▶ [What you are asked to do]:
Go over the listing below line by line and tally those containing "false". Give only the tally.

▶ [Data]:
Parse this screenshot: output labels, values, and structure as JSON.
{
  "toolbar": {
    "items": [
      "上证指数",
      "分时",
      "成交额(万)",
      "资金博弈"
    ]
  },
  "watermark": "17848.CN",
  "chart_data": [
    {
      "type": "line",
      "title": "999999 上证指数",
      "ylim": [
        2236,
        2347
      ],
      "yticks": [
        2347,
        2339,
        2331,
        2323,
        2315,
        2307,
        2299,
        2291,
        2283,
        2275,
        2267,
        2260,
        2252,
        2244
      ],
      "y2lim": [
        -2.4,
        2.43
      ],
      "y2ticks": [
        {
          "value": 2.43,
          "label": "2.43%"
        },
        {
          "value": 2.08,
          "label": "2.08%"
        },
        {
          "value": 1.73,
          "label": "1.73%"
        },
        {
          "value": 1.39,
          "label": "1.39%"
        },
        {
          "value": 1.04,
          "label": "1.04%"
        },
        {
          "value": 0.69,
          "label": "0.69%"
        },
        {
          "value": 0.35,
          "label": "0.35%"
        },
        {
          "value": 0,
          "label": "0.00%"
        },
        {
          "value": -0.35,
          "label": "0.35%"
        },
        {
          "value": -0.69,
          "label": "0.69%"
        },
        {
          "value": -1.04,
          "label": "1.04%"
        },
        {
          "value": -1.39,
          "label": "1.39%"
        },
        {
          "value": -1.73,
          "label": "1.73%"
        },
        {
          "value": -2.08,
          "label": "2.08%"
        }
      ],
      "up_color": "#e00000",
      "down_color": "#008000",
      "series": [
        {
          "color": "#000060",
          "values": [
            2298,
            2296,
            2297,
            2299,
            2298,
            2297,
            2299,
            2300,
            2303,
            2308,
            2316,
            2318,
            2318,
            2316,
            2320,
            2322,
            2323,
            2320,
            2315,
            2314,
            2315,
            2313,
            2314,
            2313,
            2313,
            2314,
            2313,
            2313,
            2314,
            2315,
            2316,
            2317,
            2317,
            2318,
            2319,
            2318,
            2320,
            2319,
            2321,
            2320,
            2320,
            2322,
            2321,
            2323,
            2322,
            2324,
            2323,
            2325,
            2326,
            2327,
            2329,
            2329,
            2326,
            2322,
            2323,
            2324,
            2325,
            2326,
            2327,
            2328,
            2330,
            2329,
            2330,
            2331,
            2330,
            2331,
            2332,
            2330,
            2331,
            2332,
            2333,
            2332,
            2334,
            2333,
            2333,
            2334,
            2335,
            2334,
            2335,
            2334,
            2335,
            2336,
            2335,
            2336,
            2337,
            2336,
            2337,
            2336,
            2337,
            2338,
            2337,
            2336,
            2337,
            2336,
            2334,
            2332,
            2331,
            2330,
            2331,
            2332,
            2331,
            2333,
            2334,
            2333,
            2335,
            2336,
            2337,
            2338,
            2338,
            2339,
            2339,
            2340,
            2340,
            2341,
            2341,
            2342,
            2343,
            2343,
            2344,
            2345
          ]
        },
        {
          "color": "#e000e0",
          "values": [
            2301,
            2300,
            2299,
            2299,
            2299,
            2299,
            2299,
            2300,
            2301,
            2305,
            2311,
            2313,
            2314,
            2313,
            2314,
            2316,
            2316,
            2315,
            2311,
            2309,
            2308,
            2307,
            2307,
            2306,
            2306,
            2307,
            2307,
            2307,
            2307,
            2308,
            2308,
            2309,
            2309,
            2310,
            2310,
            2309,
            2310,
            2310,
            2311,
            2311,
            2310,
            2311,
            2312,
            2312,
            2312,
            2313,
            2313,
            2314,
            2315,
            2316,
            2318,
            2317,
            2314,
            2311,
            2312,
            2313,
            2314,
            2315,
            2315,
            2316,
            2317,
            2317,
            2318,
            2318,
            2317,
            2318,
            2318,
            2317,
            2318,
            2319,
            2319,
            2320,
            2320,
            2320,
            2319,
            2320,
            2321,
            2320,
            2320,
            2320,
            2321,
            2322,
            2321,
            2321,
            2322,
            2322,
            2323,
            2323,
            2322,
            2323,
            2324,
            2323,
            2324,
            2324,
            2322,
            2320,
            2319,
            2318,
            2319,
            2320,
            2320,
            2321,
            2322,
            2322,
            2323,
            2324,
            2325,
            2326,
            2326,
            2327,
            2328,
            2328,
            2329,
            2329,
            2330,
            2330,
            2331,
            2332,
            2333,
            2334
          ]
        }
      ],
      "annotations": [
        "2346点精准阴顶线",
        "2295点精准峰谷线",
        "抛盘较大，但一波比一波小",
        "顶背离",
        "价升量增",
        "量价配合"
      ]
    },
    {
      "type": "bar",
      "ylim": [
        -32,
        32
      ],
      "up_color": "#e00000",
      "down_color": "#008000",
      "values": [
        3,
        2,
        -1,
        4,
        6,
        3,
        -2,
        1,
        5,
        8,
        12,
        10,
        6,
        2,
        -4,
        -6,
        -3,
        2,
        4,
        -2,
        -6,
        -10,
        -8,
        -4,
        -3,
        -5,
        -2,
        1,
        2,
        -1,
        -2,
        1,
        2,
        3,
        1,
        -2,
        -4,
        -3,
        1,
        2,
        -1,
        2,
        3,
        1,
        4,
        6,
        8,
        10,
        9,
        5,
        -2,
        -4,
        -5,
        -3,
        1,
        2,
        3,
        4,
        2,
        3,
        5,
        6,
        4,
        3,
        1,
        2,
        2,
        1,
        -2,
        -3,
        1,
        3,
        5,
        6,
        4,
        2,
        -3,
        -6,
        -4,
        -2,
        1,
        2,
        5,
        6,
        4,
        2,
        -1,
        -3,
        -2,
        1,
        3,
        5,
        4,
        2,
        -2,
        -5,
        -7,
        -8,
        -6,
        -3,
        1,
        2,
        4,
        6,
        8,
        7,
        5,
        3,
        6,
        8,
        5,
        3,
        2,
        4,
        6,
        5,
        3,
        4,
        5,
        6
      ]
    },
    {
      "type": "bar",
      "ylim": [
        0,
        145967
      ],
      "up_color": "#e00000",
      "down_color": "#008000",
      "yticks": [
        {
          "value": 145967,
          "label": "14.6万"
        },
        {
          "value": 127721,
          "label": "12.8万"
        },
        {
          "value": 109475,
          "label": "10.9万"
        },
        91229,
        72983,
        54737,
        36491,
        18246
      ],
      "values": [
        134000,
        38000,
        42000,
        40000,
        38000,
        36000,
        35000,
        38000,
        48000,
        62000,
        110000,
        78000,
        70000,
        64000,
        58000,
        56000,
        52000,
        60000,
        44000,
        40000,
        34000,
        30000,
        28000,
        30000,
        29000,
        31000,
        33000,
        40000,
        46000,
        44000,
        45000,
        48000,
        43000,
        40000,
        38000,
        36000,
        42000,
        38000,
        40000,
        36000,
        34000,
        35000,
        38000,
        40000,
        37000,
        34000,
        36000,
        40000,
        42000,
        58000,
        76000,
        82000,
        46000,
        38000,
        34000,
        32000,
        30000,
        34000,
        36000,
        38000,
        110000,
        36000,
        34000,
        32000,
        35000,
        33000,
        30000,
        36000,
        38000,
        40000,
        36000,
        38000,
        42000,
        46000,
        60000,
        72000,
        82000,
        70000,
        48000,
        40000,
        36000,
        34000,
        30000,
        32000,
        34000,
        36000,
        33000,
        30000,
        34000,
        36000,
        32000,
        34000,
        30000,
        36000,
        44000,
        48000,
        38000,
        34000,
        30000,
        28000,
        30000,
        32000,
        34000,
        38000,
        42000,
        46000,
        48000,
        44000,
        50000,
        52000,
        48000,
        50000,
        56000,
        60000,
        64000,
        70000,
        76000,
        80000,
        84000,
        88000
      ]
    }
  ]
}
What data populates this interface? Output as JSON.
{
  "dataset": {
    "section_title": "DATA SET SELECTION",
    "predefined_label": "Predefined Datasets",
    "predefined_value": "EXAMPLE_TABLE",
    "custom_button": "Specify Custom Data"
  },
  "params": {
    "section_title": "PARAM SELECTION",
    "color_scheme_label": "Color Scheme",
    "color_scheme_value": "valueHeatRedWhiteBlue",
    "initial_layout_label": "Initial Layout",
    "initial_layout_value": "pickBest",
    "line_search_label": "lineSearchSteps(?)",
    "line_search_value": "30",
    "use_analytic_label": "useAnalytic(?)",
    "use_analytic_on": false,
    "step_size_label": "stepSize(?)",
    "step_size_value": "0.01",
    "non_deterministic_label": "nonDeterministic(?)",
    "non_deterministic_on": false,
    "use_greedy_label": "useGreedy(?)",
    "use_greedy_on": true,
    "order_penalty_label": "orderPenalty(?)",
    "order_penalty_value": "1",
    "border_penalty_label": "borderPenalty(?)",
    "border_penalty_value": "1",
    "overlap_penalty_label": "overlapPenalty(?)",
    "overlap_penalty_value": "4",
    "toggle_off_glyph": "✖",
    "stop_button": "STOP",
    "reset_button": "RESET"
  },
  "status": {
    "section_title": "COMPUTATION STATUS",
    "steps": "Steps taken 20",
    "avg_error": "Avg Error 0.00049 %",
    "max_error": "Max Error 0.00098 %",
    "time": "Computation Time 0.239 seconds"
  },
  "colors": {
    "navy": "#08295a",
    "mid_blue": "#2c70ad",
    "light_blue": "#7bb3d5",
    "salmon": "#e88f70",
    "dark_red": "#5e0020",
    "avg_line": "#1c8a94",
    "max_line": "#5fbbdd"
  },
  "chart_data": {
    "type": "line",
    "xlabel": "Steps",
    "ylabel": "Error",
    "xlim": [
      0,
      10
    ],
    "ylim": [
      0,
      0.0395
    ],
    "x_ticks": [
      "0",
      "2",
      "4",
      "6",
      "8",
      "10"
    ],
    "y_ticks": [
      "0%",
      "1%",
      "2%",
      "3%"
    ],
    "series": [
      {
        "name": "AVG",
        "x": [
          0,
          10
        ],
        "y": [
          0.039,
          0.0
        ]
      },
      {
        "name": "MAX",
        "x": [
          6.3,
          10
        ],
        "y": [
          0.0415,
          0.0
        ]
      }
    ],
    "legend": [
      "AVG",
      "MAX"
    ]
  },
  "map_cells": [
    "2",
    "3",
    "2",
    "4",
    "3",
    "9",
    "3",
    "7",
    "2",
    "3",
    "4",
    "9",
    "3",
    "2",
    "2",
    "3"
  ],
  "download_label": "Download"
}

▶ [Reply to the task]:
2